WORK INSTRUCTIONS: Copy each of the rows below character for character.

GIVEN DATA:

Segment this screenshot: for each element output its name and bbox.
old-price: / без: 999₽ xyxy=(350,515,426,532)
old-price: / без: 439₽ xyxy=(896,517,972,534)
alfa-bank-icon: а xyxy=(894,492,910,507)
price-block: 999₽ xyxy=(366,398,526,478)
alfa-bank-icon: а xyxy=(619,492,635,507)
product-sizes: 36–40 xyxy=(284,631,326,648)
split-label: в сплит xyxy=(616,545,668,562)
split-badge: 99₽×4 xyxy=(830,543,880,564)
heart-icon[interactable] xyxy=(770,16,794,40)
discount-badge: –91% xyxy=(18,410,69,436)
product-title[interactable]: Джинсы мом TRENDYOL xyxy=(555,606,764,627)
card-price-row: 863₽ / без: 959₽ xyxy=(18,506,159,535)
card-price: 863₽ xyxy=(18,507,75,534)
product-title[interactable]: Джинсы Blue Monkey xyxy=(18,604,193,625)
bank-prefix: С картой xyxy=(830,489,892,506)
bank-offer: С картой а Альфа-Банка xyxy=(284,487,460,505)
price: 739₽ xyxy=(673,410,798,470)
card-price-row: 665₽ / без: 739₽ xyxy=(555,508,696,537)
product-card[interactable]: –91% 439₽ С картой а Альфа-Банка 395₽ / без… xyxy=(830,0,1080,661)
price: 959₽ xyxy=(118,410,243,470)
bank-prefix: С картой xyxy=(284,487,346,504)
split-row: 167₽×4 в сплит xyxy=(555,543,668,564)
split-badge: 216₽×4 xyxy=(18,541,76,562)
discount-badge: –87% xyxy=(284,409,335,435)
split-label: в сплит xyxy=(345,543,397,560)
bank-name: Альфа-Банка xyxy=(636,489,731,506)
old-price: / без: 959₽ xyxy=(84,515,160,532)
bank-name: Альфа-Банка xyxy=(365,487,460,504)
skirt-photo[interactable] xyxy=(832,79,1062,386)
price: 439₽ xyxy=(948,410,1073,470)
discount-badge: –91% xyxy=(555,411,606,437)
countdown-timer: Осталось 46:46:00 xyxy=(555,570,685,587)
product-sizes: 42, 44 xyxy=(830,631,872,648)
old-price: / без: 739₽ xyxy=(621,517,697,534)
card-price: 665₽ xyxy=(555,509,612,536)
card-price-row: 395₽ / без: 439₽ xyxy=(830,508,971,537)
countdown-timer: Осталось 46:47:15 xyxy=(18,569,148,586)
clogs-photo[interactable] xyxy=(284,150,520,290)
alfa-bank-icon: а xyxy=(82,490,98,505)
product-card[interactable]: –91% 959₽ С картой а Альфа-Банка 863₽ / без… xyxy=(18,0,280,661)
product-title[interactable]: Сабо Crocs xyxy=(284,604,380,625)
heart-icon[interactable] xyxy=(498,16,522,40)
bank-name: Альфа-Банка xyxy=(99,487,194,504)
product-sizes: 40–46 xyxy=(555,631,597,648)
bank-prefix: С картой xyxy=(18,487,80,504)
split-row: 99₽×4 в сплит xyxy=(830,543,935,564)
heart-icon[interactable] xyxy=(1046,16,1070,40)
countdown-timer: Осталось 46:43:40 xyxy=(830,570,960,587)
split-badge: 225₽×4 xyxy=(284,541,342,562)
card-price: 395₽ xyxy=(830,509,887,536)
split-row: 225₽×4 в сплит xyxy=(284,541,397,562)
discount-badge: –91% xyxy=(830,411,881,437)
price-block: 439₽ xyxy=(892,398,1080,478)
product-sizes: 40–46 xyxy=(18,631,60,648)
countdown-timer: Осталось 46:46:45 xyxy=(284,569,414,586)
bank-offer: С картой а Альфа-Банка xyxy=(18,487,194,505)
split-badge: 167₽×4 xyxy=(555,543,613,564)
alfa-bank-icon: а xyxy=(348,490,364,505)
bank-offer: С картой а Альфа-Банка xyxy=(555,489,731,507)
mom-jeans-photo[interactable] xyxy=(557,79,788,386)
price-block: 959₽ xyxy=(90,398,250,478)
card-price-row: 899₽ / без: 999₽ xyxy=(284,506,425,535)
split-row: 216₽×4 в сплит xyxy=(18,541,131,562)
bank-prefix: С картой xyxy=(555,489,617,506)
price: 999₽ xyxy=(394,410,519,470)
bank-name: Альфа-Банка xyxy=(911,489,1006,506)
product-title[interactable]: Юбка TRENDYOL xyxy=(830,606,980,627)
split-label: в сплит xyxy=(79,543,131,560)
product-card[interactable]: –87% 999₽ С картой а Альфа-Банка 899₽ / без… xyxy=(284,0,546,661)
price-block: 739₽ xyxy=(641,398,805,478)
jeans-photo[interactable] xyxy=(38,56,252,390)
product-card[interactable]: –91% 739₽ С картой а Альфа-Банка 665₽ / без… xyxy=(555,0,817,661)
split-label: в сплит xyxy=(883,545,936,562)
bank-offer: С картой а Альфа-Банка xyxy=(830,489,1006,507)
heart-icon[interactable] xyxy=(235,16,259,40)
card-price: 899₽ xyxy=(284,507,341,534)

COMPLETE RESPONSE:
Segment this screenshot: for each element output its name and bbox.
old-price: / без: 999₽ xyxy=(350,515,426,532)
old-price: / без: 439₽ xyxy=(896,517,972,534)
alfa-bank-icon: а xyxy=(894,492,910,507)
price-block: 999₽ xyxy=(366,398,526,478)
alfa-bank-icon: а xyxy=(619,492,635,507)
product-sizes: 36–40 xyxy=(284,631,326,648)
split-label: в сплит xyxy=(616,545,668,562)
split-badge: 99₽×4 xyxy=(830,543,880,564)
heart-icon[interactable] xyxy=(770,16,794,40)
discount-badge: –91% xyxy=(18,410,69,436)
product-title[interactable]: Джинсы мом TRENDYOL xyxy=(555,606,764,627)
card-price-row: 863₽ / без: 959₽ xyxy=(18,506,159,535)
card-price: 863₽ xyxy=(18,507,75,534)
product-title[interactable]: Джинсы Blue Monkey xyxy=(18,604,193,625)
bank-prefix: С картой xyxy=(830,489,892,506)
bank-offer: С картой а Альфа-Банка xyxy=(284,487,460,505)
price: 739₽ xyxy=(673,410,798,470)
card-price-row: 665₽ / без: 739₽ xyxy=(555,508,696,537)
product-card[interactable]: –91% 439₽ С картой а Альфа-Банка 395₽ / без… xyxy=(830,0,1080,661)
price: 959₽ xyxy=(118,410,243,470)
bank-prefix: С картой xyxy=(284,487,346,504)
split-row: 167₽×4 в сплит xyxy=(555,543,668,564)
split-badge: 216₽×4 xyxy=(18,541,76,562)
discount-badge: –87% xyxy=(284,409,335,435)
split-label: в сплит xyxy=(345,543,397,560)
bank-name: Альфа-Банка xyxy=(636,489,731,506)
old-price: / без: 959₽ xyxy=(84,515,160,532)
bank-name: Альфа-Банка xyxy=(365,487,460,504)
skirt-photo[interactable] xyxy=(832,79,1062,386)
price: 439₽ xyxy=(948,410,1073,470)
discount-badge: –91% xyxy=(555,411,606,437)
countdown-timer: Осталось 46:46:00 xyxy=(555,570,685,587)
product-sizes: 42, 44 xyxy=(830,631,872,648)
old-price: / без: 739₽ xyxy=(621,517,697,534)
card-price: 665₽ xyxy=(555,509,612,536)
card-price-row: 395₽ / без: 439₽ xyxy=(830,508,971,537)
countdown-timer: Осталось 46:47:15 xyxy=(18,569,148,586)
clogs-photo[interactable] xyxy=(284,150,520,290)
alfa-bank-icon: а xyxy=(82,490,98,505)
product-card[interactable]: –91% 959₽ С картой а Альфа-Банка 863₽ / без… xyxy=(18,0,280,661)
product-title[interactable]: Сабо Crocs xyxy=(284,604,380,625)
heart-icon[interactable] xyxy=(498,16,522,40)
bank-name: Альфа-Банка xyxy=(99,487,194,504)
product-sizes: 40–46 xyxy=(555,631,597,648)
bank-prefix: С картой xyxy=(18,487,80,504)
split-row: 99₽×4 в сплит xyxy=(830,543,935,564)
heart-icon[interactable] xyxy=(1046,16,1070,40)
countdown-timer: Осталось 46:43:40 xyxy=(830,570,960,587)
split-badge: 225₽×4 xyxy=(284,541,342,562)
card-price: 395₽ xyxy=(830,509,887,536)
split-row: 225₽×4 в сплит xyxy=(284,541,397,562)
discount-badge: –91% xyxy=(830,411,881,437)
price-block: 439₽ xyxy=(892,398,1080,478)
product-sizes: 40–46 xyxy=(18,631,60,648)
countdown-timer: Осталось 46:46:45 xyxy=(284,569,414,586)
bank-offer: С картой а Альфа-Банка xyxy=(18,487,194,505)
split-badge: 167₽×4 xyxy=(555,543,613,564)
alfa-bank-icon: а xyxy=(348,490,364,505)
bank-offer: С картой а Альфа-Банка xyxy=(555,489,731,507)
mom-jeans-photo[interactable] xyxy=(557,79,788,386)
price-block: 959₽ xyxy=(90,398,250,478)
card-price-row: 899₽ / без: 999₽ xyxy=(284,506,425,535)
split-row: 216₽×4 в сплит xyxy=(18,541,131,562)
bank-prefix: С картой xyxy=(555,489,617,506)
price: 999₽ xyxy=(394,410,519,470)
bank-name: Альфа-Банка xyxy=(911,489,1006,506)
product-title[interactable]: Юбка TRENDYOL xyxy=(830,606,980,627)
split-label: в сплит xyxy=(79,543,131,560)
product-card[interactable]: –87% 999₽ С картой а Альфа-Банка 899₽ / без… xyxy=(284,0,546,661)
price-block: 739₽ xyxy=(641,398,805,478)
jeans-photo[interactable] xyxy=(38,56,252,390)
product-card[interactable]: –91% 739₽ С картой а Альфа-Банка 665₽ / без… xyxy=(555,0,817,661)
split-label: в сплит xyxy=(883,545,936,562)
bank-offer: С картой а Альфа-Банка xyxy=(830,489,1006,507)
heart-icon[interactable] xyxy=(235,16,259,40)
card-price: 899₽ xyxy=(284,507,341,534)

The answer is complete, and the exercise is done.